▸ Records for this exercise
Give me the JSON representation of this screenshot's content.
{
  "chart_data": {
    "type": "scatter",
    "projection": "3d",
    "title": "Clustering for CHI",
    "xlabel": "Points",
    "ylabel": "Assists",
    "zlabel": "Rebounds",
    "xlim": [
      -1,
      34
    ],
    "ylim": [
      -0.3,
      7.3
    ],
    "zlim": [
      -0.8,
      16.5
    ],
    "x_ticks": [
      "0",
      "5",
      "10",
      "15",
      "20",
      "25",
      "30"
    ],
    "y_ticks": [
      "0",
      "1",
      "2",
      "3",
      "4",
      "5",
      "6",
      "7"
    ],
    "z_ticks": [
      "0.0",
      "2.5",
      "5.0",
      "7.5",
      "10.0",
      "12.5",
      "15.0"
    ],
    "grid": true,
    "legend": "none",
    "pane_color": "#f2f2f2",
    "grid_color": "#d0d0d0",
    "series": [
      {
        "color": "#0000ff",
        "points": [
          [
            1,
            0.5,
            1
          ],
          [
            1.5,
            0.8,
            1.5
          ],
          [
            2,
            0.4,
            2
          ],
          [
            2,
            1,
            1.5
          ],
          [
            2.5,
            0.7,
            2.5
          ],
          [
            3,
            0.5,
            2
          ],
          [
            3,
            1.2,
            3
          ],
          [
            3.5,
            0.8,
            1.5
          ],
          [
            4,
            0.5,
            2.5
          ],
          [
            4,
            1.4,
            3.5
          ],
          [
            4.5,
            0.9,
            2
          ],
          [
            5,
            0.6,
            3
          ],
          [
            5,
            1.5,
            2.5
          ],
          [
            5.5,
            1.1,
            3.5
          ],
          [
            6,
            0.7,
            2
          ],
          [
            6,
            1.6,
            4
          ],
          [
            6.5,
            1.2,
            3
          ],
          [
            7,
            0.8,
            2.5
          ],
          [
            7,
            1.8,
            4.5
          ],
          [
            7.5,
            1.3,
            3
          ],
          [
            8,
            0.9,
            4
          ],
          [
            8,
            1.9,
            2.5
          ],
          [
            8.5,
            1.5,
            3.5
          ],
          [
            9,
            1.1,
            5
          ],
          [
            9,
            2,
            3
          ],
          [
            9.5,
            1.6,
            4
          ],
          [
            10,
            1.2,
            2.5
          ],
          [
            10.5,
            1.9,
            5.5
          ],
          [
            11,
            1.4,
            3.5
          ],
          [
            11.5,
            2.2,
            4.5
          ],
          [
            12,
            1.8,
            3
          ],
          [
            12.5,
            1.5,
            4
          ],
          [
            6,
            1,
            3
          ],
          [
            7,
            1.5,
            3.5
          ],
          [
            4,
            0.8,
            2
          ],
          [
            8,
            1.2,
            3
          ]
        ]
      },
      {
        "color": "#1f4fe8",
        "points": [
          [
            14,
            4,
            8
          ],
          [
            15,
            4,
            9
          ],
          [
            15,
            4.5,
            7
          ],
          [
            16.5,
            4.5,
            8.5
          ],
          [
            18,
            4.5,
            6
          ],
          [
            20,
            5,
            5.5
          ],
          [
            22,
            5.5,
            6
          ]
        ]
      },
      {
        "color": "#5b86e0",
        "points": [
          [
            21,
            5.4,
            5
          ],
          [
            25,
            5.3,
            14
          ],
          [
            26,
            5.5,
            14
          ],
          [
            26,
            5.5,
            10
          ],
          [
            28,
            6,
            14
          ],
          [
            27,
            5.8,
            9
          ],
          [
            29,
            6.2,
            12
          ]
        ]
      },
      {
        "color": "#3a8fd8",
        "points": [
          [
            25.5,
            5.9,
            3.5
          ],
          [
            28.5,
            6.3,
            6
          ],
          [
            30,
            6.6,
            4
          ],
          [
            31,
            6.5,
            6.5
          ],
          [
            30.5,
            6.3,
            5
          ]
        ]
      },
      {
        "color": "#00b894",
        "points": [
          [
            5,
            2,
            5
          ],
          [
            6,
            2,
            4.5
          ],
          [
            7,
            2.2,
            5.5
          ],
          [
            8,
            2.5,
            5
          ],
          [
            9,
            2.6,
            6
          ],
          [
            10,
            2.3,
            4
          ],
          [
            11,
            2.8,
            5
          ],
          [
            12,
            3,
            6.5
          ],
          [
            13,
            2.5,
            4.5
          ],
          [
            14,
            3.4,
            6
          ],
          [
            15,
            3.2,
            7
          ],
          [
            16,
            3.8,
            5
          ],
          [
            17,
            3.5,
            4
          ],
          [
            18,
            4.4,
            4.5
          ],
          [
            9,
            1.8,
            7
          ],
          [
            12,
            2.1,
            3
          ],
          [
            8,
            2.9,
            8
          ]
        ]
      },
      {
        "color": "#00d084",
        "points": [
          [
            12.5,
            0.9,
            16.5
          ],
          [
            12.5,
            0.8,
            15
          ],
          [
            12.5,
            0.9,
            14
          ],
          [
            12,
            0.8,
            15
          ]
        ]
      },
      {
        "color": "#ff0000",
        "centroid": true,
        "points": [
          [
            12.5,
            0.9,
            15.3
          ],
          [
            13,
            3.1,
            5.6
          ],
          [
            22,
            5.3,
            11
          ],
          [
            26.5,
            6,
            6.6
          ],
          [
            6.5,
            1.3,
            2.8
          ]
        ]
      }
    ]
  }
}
---
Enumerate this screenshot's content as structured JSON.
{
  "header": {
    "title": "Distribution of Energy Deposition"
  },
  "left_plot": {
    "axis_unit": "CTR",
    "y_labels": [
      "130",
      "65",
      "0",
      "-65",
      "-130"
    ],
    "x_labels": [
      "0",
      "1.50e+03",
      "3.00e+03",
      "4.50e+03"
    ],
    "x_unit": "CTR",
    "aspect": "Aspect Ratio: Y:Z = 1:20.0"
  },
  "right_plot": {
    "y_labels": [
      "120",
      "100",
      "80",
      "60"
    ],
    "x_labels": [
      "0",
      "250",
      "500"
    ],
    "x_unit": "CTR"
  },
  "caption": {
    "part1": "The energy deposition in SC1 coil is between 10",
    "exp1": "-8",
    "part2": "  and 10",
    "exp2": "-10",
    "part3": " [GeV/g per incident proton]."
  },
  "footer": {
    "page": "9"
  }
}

▸ Problem to solve
Which lines contain "screenshot"? Copy each of them.

▸ Exercise answer
Give me the JSON representation of this screenshot's content.
Enumerate this screenshot's content as structured JSON.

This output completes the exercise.